Excerpted records —
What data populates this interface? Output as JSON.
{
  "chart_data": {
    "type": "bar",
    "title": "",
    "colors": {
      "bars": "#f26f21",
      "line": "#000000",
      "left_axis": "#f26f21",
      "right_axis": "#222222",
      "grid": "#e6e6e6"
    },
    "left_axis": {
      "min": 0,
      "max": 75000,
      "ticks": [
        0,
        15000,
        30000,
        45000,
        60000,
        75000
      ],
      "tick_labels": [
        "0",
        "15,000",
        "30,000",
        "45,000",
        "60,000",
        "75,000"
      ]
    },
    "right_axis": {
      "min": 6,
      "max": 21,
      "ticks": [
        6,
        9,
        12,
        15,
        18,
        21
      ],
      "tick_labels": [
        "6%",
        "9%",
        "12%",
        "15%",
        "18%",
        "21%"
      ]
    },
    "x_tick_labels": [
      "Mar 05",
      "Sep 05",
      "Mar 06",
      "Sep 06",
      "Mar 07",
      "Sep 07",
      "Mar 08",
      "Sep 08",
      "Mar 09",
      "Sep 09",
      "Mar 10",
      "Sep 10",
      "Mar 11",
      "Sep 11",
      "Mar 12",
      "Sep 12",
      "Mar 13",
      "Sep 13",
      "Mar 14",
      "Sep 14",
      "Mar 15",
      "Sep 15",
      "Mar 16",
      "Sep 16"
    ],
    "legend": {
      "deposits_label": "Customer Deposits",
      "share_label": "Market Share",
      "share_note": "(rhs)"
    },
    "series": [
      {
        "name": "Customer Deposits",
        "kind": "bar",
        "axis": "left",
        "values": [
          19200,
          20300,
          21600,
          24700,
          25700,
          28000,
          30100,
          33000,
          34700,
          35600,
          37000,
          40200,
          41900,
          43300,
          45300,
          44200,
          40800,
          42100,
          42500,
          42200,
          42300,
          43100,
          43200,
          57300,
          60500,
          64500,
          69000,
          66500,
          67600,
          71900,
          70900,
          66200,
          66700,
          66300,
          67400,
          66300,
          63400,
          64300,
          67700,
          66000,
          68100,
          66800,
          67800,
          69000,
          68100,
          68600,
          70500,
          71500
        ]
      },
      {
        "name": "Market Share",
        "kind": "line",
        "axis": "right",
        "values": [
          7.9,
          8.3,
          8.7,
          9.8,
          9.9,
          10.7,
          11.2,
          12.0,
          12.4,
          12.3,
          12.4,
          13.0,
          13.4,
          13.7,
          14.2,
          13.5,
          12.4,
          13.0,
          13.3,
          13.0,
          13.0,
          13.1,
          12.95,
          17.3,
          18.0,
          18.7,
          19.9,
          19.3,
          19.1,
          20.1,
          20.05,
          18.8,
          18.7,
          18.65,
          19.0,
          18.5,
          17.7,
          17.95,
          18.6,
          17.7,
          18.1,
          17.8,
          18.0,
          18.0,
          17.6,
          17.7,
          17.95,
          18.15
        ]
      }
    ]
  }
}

Work to do — From the data above, gather every line that includes the word "Market".

Output for this task —
      "share_label": "Market Share",
        "name": "Market Share",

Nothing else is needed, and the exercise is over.